Dataset rows:
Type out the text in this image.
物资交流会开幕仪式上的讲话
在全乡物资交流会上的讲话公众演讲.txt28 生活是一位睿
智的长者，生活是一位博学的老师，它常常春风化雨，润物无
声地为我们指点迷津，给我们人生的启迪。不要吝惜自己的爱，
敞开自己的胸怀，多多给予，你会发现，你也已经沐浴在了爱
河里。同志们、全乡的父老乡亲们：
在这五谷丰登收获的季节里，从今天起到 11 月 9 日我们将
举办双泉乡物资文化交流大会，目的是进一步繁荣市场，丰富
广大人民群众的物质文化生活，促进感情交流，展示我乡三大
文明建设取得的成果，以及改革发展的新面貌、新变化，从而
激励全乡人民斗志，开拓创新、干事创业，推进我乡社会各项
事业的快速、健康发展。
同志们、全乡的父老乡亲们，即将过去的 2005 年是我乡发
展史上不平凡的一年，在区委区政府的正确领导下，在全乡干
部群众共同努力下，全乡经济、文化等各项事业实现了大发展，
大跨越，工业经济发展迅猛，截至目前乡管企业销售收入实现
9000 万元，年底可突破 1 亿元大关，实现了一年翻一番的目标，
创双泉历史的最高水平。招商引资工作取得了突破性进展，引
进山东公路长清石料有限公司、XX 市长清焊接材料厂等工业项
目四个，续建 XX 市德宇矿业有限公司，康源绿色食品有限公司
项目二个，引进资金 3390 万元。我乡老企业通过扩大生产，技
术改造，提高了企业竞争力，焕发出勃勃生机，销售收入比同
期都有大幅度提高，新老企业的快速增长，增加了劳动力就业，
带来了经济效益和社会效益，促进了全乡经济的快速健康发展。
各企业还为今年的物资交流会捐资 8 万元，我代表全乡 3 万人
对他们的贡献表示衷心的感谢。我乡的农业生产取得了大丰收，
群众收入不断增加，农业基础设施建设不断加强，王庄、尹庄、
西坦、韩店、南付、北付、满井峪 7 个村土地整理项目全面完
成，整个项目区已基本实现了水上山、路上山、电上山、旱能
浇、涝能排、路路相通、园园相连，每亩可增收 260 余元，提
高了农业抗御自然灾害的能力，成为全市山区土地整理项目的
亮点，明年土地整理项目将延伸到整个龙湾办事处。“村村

Problem description:
Return what is listed above, exactly and completely.

Reply:
Type out the text in this image.
物资交流会开幕仪式上的讲话
在全乡物资交流会上的讲话公众演讲.txt28 生活是一位睿
智的长者，生活是一位博学的老师，它常常春风化雨，润物无
声地为我们指点迷津，给我们人生的启迪。不要吝惜自己的爱，
敞开自己的胸怀，多多给予，你会发现，你也已经沐浴在了爱
河里。同志们、全乡的父老乡亲们：
在这五谷丰登收获的季节里，从今天起到 11 月 9 日我们将
举办双泉乡物资文化交流大会，目的是进一步繁荣市场，丰富
广大人民群众的物质文化生活，促进感情交流，展示我乡三大
文明建设取得的成果，以及改革发展的新面貌、新变化，从而
激励全乡人民斗志，开拓创新、干事创业，推进我乡社会各项
事业的快速、健康发展。
同志们、全乡的父老乡亲们，即将过去的 2005 年是我乡发
展史上不平凡的一年，在区委区政府的正确领导下，在全乡干
部群众共同努力下，全乡经济、文化等各项事业实现了大发展，
大跨越，工业经济发展迅猛，截至目前乡管企业销售收入实现
9000 万元，年底可突破 1 亿元大关，实现了一年翻一番的目标，
创双泉历史的最高水平。招商引资工作取得了突破性进展，引
进山东公路长清石料有限公司、XX 市长清焊接材料厂等工业项
目四个，续建 XX 市德宇矿业有限公司，康源绿色食品有限公司
项目二个，引进资金 3390 万元。我乡老企业通过扩大生产，技
术改造，提高了企业竞争力，焕发出勃勃生机，销售收入比同
期都有大幅度提高，新老企业的快速增长，增加了劳动力就业，
带来了经济效益和社会效益，促进了全乡经济的快速健康发展。
各企业还为今年的物资交流会捐资 8 万元，我代表全乡 3 万人
对他们的贡献表示衷心的感谢。我乡的农业生产取得了大丰收，
群众收入不断增加，农业基础设施建设不断加强，王庄、尹庄、
西坦、韩店、南付、北付、满井峪 7 个村土地整理项目全面完
成，整个项目区已基本实现了水上山、路上山、电上山、旱能
浇、涝能排、路路相通、园园相连，每亩可增收 260 余元，提
高了农业抗御自然灾害的能力，成为全市山区土地整理项目的
亮点，明年土地整理项目将延伸到整个龙湾办事处。“村村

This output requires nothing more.